─── Data provided

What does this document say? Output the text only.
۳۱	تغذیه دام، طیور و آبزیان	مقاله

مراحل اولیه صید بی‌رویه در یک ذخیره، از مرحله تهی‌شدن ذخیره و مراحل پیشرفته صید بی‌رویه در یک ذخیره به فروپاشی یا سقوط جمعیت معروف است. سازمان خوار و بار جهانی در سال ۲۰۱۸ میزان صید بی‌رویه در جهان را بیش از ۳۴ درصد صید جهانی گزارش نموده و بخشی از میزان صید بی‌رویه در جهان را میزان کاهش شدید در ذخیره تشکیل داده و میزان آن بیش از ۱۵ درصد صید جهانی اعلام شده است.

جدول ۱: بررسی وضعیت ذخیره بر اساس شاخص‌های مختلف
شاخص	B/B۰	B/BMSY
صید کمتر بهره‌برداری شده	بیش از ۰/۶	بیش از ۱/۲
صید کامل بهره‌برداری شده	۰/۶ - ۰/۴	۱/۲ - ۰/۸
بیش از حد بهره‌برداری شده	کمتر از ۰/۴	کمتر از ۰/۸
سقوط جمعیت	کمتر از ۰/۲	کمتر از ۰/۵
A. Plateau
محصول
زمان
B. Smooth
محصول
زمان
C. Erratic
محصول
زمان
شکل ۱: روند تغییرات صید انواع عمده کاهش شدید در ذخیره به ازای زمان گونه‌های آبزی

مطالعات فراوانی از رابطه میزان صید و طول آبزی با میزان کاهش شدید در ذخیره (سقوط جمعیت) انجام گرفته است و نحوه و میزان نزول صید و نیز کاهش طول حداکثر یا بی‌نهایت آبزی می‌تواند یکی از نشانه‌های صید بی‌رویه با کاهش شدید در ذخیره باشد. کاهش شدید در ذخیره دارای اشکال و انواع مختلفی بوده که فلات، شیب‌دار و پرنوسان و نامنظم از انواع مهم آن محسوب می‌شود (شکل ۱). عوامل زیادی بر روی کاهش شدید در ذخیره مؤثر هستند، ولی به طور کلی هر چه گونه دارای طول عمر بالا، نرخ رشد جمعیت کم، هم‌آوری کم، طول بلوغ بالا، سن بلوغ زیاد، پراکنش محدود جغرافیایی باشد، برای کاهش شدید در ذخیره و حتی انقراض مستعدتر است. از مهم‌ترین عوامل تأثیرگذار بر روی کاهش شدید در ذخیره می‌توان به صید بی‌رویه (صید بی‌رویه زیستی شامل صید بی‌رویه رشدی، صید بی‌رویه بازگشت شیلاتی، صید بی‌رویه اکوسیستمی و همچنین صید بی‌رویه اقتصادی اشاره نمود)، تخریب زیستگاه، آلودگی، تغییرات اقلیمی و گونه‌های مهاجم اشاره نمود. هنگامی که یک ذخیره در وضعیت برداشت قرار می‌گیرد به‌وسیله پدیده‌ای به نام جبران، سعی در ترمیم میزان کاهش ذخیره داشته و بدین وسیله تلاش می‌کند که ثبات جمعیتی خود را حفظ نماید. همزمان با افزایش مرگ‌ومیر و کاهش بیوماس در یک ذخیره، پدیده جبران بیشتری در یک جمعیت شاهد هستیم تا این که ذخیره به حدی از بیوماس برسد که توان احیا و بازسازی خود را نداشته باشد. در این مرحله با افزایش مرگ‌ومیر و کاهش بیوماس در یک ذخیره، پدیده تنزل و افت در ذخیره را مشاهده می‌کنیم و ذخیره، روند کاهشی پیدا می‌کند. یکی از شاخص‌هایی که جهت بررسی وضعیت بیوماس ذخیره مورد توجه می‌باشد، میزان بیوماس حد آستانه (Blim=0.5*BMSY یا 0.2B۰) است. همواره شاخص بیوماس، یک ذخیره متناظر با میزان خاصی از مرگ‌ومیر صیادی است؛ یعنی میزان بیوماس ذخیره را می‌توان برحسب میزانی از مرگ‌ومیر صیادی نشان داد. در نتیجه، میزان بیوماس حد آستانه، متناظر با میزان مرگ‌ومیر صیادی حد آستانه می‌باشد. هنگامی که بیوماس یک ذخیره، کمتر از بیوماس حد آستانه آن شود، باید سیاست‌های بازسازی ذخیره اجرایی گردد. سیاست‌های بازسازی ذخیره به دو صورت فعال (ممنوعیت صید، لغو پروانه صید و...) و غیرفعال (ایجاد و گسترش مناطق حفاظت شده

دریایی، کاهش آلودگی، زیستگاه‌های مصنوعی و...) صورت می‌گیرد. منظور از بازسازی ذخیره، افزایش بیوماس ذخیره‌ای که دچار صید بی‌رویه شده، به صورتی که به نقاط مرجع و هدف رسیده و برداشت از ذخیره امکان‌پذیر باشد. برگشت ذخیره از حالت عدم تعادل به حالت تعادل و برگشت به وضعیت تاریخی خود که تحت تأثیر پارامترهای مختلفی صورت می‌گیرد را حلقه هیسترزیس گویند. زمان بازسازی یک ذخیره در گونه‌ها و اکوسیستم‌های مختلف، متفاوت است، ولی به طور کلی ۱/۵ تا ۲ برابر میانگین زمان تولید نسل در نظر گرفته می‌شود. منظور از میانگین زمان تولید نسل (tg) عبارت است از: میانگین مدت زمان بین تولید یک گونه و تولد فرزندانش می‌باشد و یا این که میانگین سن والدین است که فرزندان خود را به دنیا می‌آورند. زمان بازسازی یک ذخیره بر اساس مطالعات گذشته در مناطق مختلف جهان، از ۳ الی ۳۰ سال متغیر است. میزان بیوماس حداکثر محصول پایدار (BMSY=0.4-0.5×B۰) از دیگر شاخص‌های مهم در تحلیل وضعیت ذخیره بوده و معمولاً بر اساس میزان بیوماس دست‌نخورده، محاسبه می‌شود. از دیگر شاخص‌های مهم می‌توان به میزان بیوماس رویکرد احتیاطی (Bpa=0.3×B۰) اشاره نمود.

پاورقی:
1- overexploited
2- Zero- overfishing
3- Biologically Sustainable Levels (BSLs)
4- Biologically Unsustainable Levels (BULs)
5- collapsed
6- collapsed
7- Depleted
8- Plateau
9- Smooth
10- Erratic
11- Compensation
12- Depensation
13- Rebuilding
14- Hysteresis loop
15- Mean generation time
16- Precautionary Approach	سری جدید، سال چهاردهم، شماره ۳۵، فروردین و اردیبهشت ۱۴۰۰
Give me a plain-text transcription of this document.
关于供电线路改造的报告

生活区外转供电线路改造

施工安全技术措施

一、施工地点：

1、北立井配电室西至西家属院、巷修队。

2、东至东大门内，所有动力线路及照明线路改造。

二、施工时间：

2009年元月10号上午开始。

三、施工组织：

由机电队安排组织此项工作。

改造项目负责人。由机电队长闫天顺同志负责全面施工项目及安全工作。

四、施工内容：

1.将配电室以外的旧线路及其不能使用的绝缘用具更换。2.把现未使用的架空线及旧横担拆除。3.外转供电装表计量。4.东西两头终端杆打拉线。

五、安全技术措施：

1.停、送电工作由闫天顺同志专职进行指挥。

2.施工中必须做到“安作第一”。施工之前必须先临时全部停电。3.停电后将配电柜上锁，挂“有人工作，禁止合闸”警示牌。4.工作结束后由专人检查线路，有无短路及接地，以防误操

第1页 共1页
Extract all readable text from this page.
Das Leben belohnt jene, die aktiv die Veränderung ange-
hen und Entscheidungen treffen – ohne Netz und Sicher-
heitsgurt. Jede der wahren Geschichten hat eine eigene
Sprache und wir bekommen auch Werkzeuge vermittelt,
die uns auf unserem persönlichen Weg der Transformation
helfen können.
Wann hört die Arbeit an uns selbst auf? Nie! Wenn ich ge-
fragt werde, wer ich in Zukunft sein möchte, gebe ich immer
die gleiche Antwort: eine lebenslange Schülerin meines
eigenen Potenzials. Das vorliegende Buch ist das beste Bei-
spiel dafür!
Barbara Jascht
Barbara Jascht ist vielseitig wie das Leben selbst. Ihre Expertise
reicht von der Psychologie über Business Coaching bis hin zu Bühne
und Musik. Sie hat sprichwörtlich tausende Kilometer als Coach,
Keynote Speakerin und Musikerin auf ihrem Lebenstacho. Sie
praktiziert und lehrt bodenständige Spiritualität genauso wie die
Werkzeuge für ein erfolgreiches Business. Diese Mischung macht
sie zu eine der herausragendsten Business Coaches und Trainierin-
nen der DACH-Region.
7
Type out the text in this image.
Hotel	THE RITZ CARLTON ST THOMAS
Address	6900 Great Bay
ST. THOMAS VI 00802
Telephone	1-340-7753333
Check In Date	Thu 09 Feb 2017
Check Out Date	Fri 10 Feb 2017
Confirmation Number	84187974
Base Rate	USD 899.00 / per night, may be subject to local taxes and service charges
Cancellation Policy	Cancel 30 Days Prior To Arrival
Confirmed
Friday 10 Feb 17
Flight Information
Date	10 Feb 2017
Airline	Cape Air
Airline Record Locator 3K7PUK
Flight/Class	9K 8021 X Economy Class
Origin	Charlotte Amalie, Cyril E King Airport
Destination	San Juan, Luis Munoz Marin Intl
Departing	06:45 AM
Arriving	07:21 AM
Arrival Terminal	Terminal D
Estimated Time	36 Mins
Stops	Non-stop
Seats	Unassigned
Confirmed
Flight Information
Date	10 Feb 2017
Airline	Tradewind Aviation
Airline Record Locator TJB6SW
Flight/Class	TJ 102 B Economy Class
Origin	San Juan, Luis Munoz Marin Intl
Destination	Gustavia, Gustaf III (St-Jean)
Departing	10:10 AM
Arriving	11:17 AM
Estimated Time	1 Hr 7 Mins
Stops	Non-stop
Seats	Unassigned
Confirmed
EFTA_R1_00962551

──────

**The task:** Respond with nothing but the number of lines in the entries that contain the string "Marin".

**Response:** 2